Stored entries
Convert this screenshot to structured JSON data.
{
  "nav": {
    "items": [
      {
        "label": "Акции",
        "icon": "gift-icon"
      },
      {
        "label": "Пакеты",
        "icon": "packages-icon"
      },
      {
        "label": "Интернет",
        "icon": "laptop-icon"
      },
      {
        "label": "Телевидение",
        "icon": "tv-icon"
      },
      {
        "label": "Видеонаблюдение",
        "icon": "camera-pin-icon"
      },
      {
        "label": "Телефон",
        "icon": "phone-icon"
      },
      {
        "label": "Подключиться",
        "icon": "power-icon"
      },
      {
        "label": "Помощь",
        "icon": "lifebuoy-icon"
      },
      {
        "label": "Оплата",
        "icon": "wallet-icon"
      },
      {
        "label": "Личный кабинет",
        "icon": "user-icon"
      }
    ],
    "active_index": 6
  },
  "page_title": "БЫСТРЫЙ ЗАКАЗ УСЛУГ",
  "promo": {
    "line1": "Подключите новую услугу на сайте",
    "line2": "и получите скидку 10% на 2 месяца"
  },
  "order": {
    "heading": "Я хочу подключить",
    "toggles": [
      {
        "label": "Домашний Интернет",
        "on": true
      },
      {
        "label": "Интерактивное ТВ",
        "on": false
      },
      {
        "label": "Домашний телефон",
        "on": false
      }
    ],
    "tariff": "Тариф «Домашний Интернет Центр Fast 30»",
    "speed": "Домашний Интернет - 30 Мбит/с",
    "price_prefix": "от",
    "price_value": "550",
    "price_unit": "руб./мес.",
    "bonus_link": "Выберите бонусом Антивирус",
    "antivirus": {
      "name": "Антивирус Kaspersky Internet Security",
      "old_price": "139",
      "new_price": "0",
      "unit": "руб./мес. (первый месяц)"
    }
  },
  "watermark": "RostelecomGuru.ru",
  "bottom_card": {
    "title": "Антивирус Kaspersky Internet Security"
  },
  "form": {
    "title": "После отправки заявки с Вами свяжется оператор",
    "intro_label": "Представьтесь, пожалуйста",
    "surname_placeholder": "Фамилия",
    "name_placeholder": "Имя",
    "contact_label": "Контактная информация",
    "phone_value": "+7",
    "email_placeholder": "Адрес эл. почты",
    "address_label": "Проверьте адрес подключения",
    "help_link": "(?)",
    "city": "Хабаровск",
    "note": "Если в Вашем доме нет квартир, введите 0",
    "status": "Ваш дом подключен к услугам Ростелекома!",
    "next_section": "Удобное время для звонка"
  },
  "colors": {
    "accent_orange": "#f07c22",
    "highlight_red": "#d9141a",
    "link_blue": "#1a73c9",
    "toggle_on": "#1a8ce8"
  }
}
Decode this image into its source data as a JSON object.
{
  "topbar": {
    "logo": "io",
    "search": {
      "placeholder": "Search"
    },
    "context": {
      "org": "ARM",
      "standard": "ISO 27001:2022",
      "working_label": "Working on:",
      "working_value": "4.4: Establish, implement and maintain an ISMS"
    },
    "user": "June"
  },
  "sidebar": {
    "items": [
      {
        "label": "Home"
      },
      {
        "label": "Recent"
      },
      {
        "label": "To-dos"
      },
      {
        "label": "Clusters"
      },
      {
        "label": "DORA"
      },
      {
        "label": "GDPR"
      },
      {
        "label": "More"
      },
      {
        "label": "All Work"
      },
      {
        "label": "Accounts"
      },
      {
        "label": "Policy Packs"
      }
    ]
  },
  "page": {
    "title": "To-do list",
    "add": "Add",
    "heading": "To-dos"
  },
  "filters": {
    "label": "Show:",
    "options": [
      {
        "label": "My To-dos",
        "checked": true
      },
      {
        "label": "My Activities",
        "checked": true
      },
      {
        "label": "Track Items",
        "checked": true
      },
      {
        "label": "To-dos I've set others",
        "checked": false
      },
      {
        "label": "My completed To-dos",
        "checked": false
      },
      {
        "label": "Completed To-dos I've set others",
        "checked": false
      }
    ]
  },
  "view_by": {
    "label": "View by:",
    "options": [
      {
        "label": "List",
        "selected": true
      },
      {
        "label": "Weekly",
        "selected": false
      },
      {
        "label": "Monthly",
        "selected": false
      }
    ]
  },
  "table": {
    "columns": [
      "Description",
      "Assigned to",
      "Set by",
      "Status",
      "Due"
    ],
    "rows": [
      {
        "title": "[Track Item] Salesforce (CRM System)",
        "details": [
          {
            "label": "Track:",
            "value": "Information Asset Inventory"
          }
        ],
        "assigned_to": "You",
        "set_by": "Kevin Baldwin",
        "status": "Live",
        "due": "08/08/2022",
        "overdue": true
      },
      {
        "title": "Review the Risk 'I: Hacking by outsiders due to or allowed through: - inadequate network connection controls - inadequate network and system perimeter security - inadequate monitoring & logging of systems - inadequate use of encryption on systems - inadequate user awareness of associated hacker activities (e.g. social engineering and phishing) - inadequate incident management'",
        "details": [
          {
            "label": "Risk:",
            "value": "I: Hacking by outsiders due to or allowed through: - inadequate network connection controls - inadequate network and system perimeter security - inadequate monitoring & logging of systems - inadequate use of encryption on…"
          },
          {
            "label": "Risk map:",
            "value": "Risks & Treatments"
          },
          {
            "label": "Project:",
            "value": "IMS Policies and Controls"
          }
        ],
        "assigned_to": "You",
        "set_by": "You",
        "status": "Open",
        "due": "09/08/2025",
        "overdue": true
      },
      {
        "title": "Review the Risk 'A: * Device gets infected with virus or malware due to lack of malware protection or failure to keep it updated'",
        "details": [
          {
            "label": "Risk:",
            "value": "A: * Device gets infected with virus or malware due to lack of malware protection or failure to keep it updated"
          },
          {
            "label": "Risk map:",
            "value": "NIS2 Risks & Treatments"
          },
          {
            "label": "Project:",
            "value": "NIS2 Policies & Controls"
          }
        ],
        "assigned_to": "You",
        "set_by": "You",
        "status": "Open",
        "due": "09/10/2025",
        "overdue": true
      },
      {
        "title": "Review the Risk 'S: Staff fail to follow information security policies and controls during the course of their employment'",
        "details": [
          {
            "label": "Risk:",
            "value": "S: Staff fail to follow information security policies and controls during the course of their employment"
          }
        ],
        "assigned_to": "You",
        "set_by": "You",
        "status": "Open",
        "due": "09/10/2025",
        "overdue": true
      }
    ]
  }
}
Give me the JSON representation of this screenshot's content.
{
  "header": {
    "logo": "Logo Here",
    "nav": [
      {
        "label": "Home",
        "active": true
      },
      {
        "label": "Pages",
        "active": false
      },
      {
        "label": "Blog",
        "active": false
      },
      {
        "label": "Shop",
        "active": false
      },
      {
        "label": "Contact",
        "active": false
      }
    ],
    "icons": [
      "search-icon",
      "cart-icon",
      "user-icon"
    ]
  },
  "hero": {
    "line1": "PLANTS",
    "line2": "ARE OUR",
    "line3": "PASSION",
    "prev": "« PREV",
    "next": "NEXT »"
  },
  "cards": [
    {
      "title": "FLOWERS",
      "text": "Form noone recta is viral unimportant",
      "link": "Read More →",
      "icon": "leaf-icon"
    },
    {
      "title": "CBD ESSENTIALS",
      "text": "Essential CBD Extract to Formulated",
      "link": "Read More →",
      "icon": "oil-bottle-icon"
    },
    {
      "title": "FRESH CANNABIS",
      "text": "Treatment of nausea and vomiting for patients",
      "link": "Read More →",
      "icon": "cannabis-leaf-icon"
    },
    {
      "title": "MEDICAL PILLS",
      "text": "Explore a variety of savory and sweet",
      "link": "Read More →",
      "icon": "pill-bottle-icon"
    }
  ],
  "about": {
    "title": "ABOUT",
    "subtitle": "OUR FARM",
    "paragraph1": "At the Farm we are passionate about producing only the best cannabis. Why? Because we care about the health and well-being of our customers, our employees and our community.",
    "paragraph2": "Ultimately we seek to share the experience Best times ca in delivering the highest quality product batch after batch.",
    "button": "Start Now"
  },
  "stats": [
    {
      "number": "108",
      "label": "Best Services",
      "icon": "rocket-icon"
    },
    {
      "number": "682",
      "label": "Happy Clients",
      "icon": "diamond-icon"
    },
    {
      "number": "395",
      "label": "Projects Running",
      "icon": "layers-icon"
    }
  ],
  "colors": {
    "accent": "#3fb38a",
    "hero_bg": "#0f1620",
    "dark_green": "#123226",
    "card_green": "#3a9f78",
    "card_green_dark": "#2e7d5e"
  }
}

▸ ACTIVITY: Among the entries, copy every line containing the word "logging".

▸ EXERCISE SOLUTION:
        "title": "Review the Risk 'I: Hacking by outsiders due to or allowed through: - inadequate network connection controls - inadequate network and system perimeter security - inadequate monitoring & logging of systems - inadequate use of encryption on systems - inadequate user awareness of associated hacker activities (e.g. social engineering and phishing) - inadequate incident management'",
            "value": "I: Hacking by outsiders due to or allowed through: - inadequate network connection controls - inadequate network and system perimeter security - inadequate monitoring & logging of systems - inadequate use of encryption on…"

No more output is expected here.